**TASK STATEMENT**
Set each entry down verbatim, omitting images.
::: DATASET EXCERPTS :::
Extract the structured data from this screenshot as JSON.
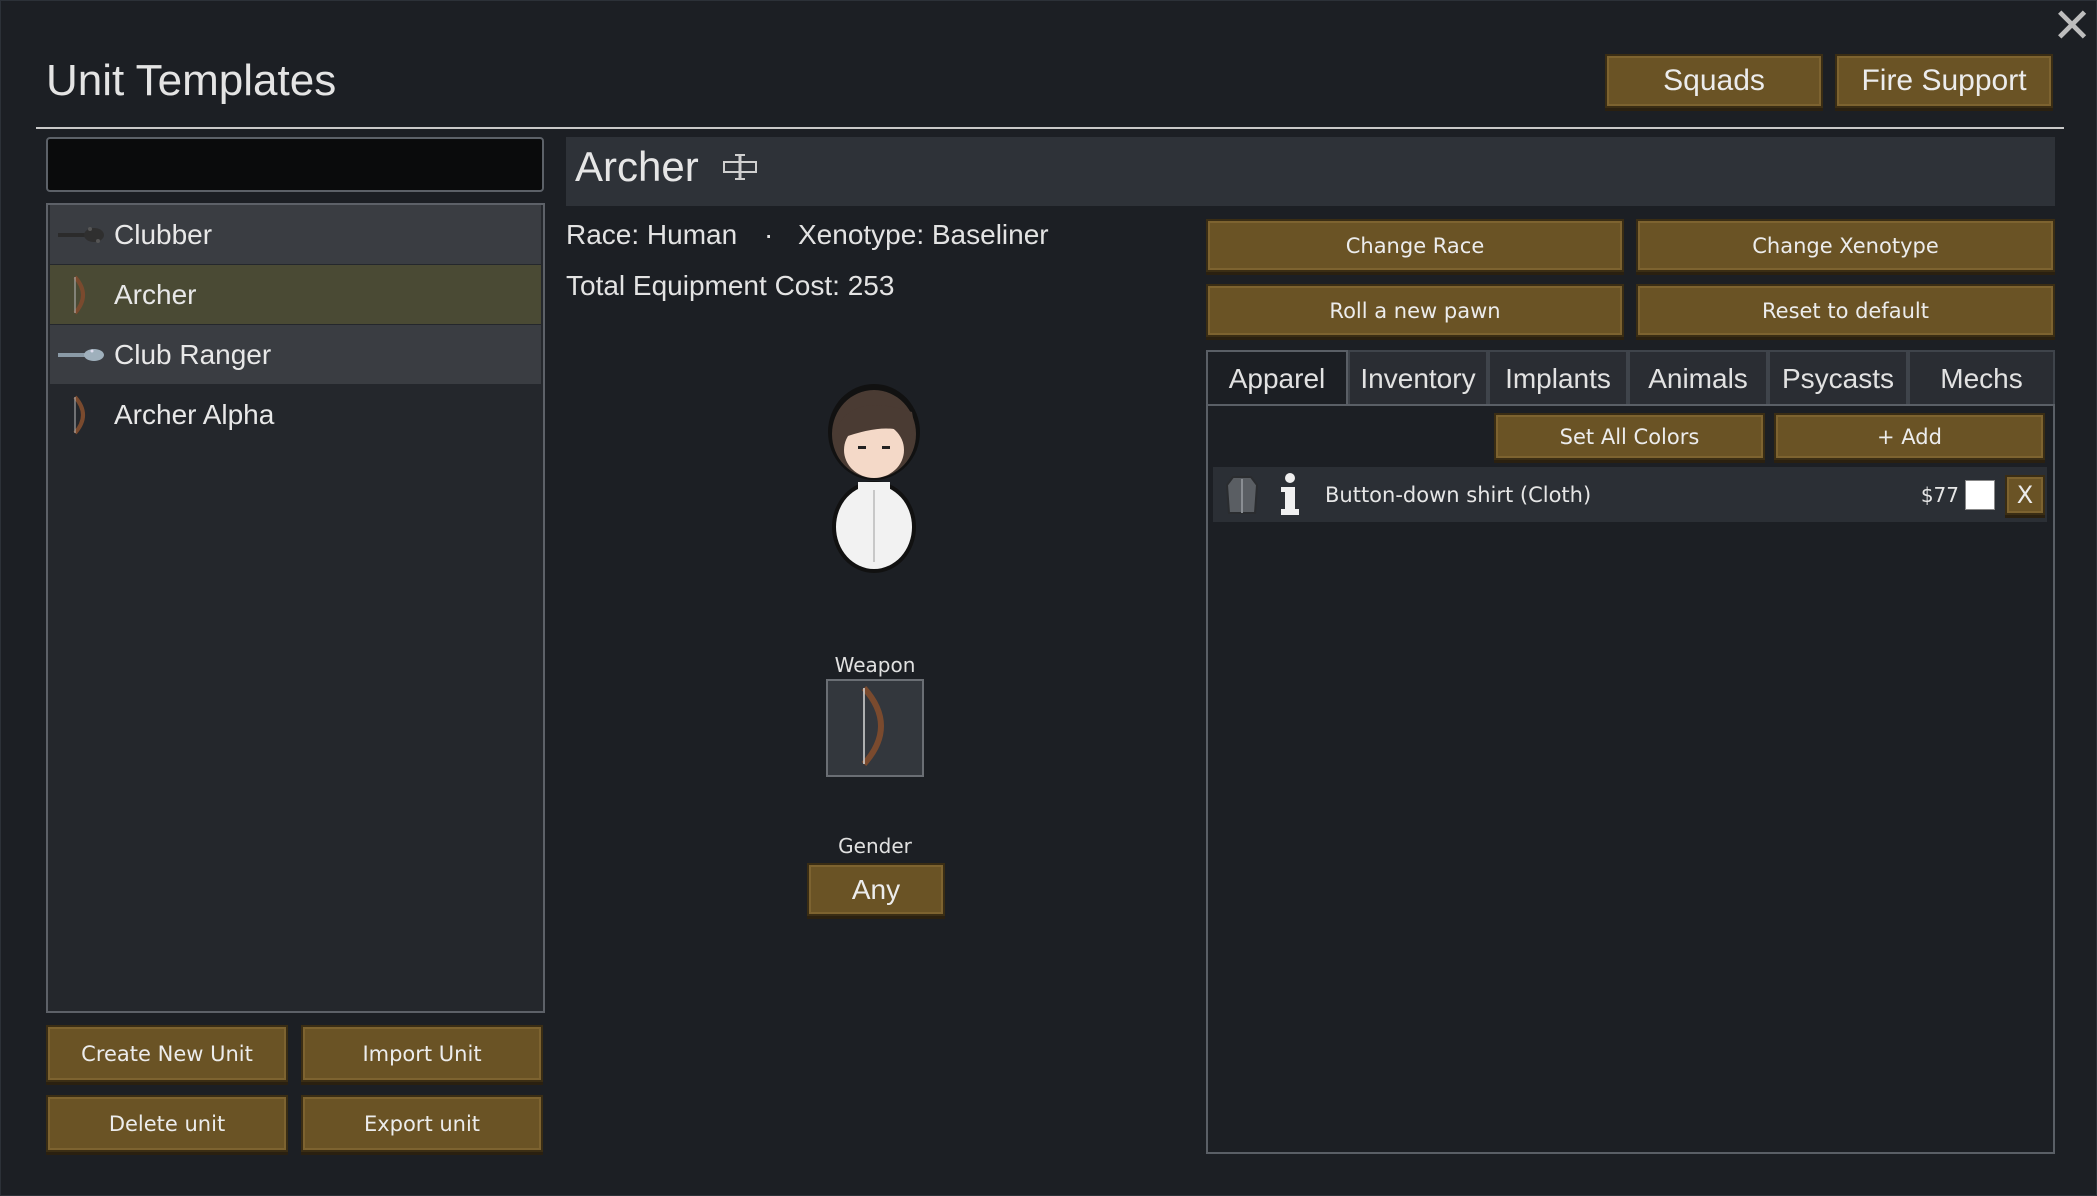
{
  "window": {
    "title": "Unit Templates",
    "close_icon": "close-icon"
  },
  "top_buttons": {
    "squads": "Squads",
    "fire_support": "Fire Support"
  },
  "search": {
    "value": "",
    "placeholder": ""
  },
  "unit_list": [
    {
      "label": "Clubber",
      "icon": "club-icon",
      "selected": false
    },
    {
      "label": "Archer",
      "icon": "bow-icon",
      "selected": true
    },
    {
      "label": "Club Ranger",
      "icon": "club-icon",
      "selected": false
    },
    {
      "label": "Archer Alpha",
      "icon": "bow-icon",
      "selected": false
    }
  ],
  "list_buttons": {
    "create": "Create New Unit",
    "import": "Import Unit",
    "delete": "Delete unit",
    "export": "Export unit"
  },
  "unit": {
    "name": "Archer",
    "race": "Race: Human",
    "separator": "·",
    "xenotype": "Xenotype: Baseliner",
    "cost": "Total Equipment Cost: 253",
    "weapon_label": "Weapon",
    "gender_label": "Gender",
    "gender_value": "Any"
  },
  "actions": {
    "change_race": "Change Race",
    "change_xenotype": "Change Xenotype",
    "roll_pawn": "Roll a new pawn",
    "reset": "Reset to default"
  },
  "tabs": [
    {
      "label": "Apparel",
      "active": true
    },
    {
      "label": "Inventory",
      "active": false
    },
    {
      "label": "Implants",
      "active": false
    },
    {
      "label": "Animals",
      "active": false
    },
    {
      "label": "Psycasts",
      "active": false
    },
    {
      "label": "Mechs",
      "active": false
    }
  ],
  "apparel": {
    "set_all_colors": "Set All Colors",
    "add": "+ Add",
    "items": [
      {
        "name": "Button-down shirt (Cloth)",
        "price": "$77",
        "remove": "X",
        "color": "#ffffff"
      }
    ]
  },
  "colors": {
    "button": "#6a5325",
    "selected_row": "#4a4a34",
    "background": "#1c1f24"
  }
}
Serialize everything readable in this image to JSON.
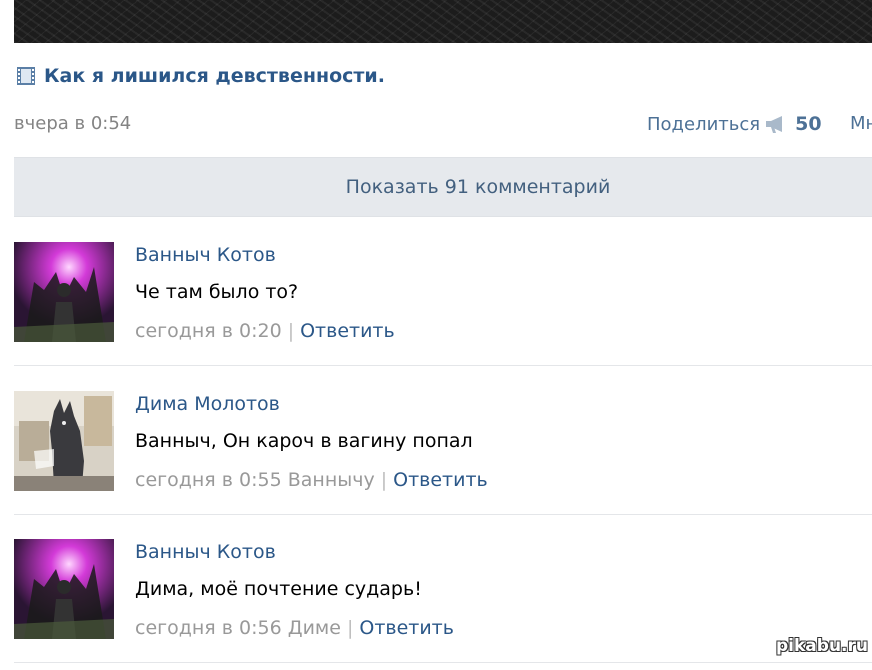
:::
**COMPLETED TASK**
Extract the structured data from this screenshot as JSON.
{
  "window": {
    "title": "Unit Templates",
    "close_icon": "close-icon"
  },
  "top_buttons": {
    "squads": "Squads",
    "fire_support": "Fire Support"
  },
  "search": {
    "value": "",
    "placeholder": ""
  },
  "unit_list": [
    {
      "label": "Clubber",
      "icon": "club-icon",
      "selected": false
    },
    {
      "label": "Archer",
      "icon": "bow-icon",
      "selected": true
    },
    {
      "label": "Club Ranger",
      "icon": "club-icon",
      "selected": false
    },
    {
      "label": "Archer Alpha",
      "icon": "bow-icon",
      "selected": false
    }
  ],
  "list_buttons": {
    "create": "Create New Unit",
    "import": "Import Unit",
    "delete": "Delete unit",
    "export": "Export unit"
  },
  "unit": {
    "name": "Archer",
    "race": "Race: Human",
    "separator": "·",
    "xenotype": "Xenotype: Baseliner",
    "cost": "Total Equipment Cost: 253",
    "weapon_label": "Weapon",
    "gender_label": "Gender",
    "gender_value": "Any"
  },
  "actions": {
    "change_race": "Change Race",
    "change_xenotype": "Change Xenotype",
    "roll_pawn": "Roll a new pawn",
    "reset": "Reset to default"
  },
  "tabs": [
    {
      "label": "Apparel",
      "active": true
    },
    {
      "label": "Inventory",
      "active": false
    },
    {
      "label": "Implants",
      "active": false
    },
    {
      "label": "Animals",
      "active": false
    },
    {
      "label": "Psycasts",
      "active": false
    },
    {
      "label": "Mechs",
      "active": false
    }
  ],
  "apparel": {
    "set_all_colors": "Set All Colors",
    "add": "+ Add",
    "items": [
      {
        "name": "Button-down shirt (Cloth)",
        "price": "$77",
        "remove": "X",
        "color": "#ffffff"
      }
    ]
  },
  "colors": {
    "button": "#6a5325",
    "selected_row": "#4a4a34",
    "background": "#1c1f24"
  }
}
Serialize everything readable in this image to JSON.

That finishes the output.